What you are asked to do. Your task is to quote the material that follows, in full and exactly.

Stored data.
━━━━
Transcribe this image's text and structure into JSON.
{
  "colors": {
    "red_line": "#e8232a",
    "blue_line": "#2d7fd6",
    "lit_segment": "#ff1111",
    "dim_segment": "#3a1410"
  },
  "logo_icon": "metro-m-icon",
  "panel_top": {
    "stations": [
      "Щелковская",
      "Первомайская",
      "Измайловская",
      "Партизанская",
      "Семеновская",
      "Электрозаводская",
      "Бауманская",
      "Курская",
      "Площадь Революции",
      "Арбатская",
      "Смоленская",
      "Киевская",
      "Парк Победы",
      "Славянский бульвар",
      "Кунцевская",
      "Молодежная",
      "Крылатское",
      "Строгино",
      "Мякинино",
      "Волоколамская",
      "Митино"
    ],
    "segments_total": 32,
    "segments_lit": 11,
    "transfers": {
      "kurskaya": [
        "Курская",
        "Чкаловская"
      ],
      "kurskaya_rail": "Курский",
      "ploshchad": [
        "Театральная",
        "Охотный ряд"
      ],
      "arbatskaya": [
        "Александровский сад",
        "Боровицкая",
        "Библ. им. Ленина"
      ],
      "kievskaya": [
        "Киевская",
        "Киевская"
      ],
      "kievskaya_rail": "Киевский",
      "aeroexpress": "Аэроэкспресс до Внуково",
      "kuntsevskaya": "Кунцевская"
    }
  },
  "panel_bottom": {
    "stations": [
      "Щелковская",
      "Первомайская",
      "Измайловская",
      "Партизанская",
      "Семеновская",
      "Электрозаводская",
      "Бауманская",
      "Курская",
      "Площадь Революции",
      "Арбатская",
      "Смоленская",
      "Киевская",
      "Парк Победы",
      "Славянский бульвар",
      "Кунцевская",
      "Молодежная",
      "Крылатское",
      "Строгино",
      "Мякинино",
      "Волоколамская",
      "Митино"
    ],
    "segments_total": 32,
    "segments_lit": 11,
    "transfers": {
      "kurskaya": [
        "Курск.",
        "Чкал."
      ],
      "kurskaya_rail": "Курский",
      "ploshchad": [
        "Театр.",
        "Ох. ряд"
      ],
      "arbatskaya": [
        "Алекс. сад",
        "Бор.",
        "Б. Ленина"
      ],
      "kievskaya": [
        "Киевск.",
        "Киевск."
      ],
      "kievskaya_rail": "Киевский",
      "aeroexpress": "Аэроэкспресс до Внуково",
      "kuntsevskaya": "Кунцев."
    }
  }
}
━━━━
Answer below.
Transcribe this image's text and structure into JSON.
{
  "colors": {
    "red_line": "#e8232a",
    "blue_line": "#2d7fd6",
    "lit_segment": "#ff1111",
    "dim_segment": "#3a1410"
  },
  "logo_icon": "metro-m-icon",
  "panel_top": {
    "stations": [
      "Щелковская",
      "Первомайская",
      "Измайловская",
      "Партизанская",
      "Семеновская",
      "Электрозаводская",
      "Бауманская",
      "Курская",
      "Площадь Революции",
      "Арбатская",
      "Смоленская",
      "Киевская",
      "Парк Победы",
      "Славянский бульвар",
      "Кунцевская",
      "Молодежная",
      "Крылатское",
      "Строгино",
      "Мякинино",
      "Волоколамская",
      "Митино"
    ],
    "segments_total": 32,
    "segments_lit": 11,
    "transfers": {
      "kurskaya": [
        "Курская",
        "Чкаловская"
      ],
      "kurskaya_rail": "Курский",
      "ploshchad": [
        "Театральная",
        "Охотный ряд"
      ],
      "arbatskaya": [
        "Александровский сад",
        "Боровицкая",
        "Библ. им. Ленина"
      ],
      "kievskaya": [
        "Киевская",
        "Киевская"
      ],
      "kievskaya_rail": "Киевский",
      "aeroexpress": "Аэроэкспресс до Внуково",
      "kuntsevskaya": "Кунцевская"
    }
  },
  "panel_bottom": {
    "stations": [
      "Щелковская",
      "Первомайская",
      "Измайловская",
      "Партизанская",
      "Семеновская",
      "Электрозаводская",
      "Бауманская",
      "Курская",
      "Площадь Революции",
      "Арбатская",
      "Смоленская",
      "Киевская",
      "Парк Победы",
      "Славянский бульвар",
      "Кунцевская",
      "Молодежная",
      "Крылатское",
      "Строгино",
      "Мякинино",
      "Волоколамская",
      "Митино"
    ],
    "segments_total": 32,
    "segments_lit": 11,
    "transfers": {
      "kurskaya": [
        "Курск.",
        "Чкал."
      ],
      "kurskaya_rail": "Курский",
      "ploshchad": [
        "Театр.",
        "Ох. ряд"
      ],
      "arbatskaya": [
        "Алекс. сад",
        "Бор.",
        "Б. Ленина"
      ],
      "kievskaya": [
        "Киевск.",
        "Киевск."
      ],
      "kievskaya_rail": "Киевский",
      "aeroexpress": "Аэроэкспресс до Внуково",
      "kuntsevskaya": "Кунцев."
    }
  }
}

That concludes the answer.